▶ Short exercise: Repeat every record below exactly as it appears.

▶ Material shown:
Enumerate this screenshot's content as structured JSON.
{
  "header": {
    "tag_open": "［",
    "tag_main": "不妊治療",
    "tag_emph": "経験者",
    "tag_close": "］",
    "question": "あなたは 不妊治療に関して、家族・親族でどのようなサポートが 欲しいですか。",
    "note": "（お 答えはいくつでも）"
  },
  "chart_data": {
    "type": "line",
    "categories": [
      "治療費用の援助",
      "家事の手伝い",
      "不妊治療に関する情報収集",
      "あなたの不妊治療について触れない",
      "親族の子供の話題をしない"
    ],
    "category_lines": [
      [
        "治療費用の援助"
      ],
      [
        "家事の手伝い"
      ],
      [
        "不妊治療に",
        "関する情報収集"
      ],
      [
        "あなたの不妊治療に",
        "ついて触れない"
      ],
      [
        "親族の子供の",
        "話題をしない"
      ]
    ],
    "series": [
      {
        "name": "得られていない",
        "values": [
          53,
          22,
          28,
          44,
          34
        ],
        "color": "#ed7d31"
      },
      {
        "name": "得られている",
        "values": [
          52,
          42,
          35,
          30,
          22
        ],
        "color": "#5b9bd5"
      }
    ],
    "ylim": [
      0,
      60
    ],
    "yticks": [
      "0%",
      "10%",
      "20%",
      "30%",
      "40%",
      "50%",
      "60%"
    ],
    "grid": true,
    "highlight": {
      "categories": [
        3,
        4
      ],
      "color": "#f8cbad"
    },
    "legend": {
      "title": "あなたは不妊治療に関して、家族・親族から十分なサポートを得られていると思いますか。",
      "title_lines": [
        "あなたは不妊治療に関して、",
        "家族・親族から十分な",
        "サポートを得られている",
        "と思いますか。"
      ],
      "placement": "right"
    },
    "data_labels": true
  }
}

▶ Answer to this problem:
Enumerate this screenshot's content as structured JSON.
{
  "header": {
    "tag_open": "［",
    "tag_main": "不妊治療",
    "tag_emph": "経験者",
    "tag_close": "］",
    "question": "あなたは 不妊治療に関して、家族・親族でどのようなサポートが 欲しいですか。",
    "note": "（お 答えはいくつでも）"
  },
  "chart_data": {
    "type": "line",
    "categories": [
      "治療費用の援助",
      "家事の手伝い",
      "不妊治療に関する情報収集",
      "あなたの不妊治療について触れない",
      "親族の子供の話題をしない"
    ],
    "category_lines": [
      [
        "治療費用の援助"
      ],
      [
        "家事の手伝い"
      ],
      [
        "不妊治療に",
        "関する情報収集"
      ],
      [
        "あなたの不妊治療に",
        "ついて触れない"
      ],
      [
        "親族の子供の",
        "話題をしない"
      ]
    ],
    "series": [
      {
        "name": "得られていない",
        "values": [
          53,
          22,
          28,
          44,
          34
        ],
        "color": "#ed7d31"
      },
      {
        "name": "得られている",
        "values": [
          52,
          42,
          35,
          30,
          22
        ],
        "color": "#5b9bd5"
      }
    ],
    "ylim": [
      0,
      60
    ],
    "yticks": [
      "0%",
      "10%",
      "20%",
      "30%",
      "40%",
      "50%",
      "60%"
    ],
    "grid": true,
    "highlight": {
      "categories": [
        3,
        4
      ],
      "color": "#f8cbad"
    },
    "legend": {
      "title": "あなたは不妊治療に関して、家族・親族から十分なサポートを得られていると思いますか。",
      "title_lines": [
        "あなたは不妊治療に関して、",
        "家族・親族から十分な",
        "サポートを得られている",
        "と思いますか。"
      ],
      "placement": "right"
    },
    "data_labels": true
  }
}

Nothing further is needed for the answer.